> Data extracts:
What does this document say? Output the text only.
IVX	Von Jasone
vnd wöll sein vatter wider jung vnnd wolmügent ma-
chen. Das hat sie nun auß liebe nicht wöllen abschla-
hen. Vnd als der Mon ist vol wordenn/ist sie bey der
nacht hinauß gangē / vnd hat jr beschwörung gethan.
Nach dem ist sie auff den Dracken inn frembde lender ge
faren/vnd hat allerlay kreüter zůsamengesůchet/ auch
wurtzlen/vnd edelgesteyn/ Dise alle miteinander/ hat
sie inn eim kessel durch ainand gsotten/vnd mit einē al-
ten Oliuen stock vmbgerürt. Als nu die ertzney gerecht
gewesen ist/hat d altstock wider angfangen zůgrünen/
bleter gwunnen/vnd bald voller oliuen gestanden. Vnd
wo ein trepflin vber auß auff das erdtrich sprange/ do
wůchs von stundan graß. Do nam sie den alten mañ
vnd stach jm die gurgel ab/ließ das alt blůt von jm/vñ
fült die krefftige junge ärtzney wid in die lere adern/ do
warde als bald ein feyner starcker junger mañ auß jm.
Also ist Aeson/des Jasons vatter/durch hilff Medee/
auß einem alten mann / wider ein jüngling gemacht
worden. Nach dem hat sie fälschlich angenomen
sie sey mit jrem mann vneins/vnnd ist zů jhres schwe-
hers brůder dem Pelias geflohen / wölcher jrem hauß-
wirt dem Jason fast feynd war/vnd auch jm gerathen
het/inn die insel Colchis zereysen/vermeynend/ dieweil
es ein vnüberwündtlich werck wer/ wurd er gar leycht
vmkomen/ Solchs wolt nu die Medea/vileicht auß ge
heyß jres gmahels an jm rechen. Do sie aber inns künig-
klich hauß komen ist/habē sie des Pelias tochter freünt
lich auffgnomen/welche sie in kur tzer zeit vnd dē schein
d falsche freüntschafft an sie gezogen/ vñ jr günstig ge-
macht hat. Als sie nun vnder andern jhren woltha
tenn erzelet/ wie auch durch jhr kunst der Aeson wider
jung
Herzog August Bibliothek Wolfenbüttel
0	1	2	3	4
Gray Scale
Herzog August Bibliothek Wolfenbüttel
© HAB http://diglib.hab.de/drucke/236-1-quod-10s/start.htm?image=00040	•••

> Prompt: Copy out the records above exactly.

> Result for this task:
What does this document say? Output the text only.
IVX	Von Jasone
vnd wöll sein vatter wider jung vnnd wolmügent ma-
chen. Das hat sie nun auß liebe nicht wöllen abschla-
hen. Vnd als der Mon ist vol wordenn/ist sie bey der
nacht hinauß gangē / vnd hat jr beschwörung gethan.
Nach dem ist sie auff den Dracken inn frembde lender ge
faren/vnd hat allerlay kreüter zůsamengesůchet/ auch
wurtzlen/vnd edelgesteyn/ Dise alle miteinander/ hat
sie inn eim kessel durch ainand gsotten/vnd mit einē al-
ten Oliuen stock vmbgerürt. Als nu die ertzney gerecht
gewesen ist/hat d altstock wider angfangen zůgrünen/
bleter gwunnen/vnd bald voller oliuen gestanden. Vnd
wo ein trepflin vber auß auff das erdtrich sprange/ do
wůchs von stundan graß. Do nam sie den alten mañ
vnd stach jm die gurgel ab/ließ das alt blůt von jm/vñ
fült die krefftige junge ärtzney wid in die lere adern/ do
warde als bald ein feyner starcker junger mañ auß jm.
Also ist Aeson/des Jasons vatter/durch hilff Medee/
auß einem alten mann / wider ein jüngling gemacht
worden. Nach dem hat sie fälschlich angenomen
sie sey mit jrem mann vneins/vnnd ist zů jhres schwe-
hers brůder dem Pelias geflohen / wölcher jrem hauß-
wirt dem Jason fast feynd war/vnd auch jm gerathen
het/inn die insel Colchis zereysen/vermeynend/ dieweil
es ein vnüberwündtlich werck wer/ wurd er gar leycht
vmkomen/ Solchs wolt nu die Medea/vileicht auß ge
heyß jres gmahels an jm rechen. Do sie aber inns künig-
klich hauß komen ist/habē sie des Pelias tochter freünt
lich auffgnomen/welche sie in kur tzer zeit vnd dē schein
d falsche freüntschafft an sie gezogen/ vñ jr günstig ge-
macht hat. Als sie nun vnder andern jhren woltha
tenn erzelet/ wie auch durch jhr kunst der Aeson wider
jung
Herzog August Bibliothek Wolfenbüttel
0	1	2	3	4
Gray Scale
Herzog August Bibliothek Wolfenbüttel
© HAB http://diglib.hab.de/drucke/236-1-quod-10s/start.htm?image=00040	•••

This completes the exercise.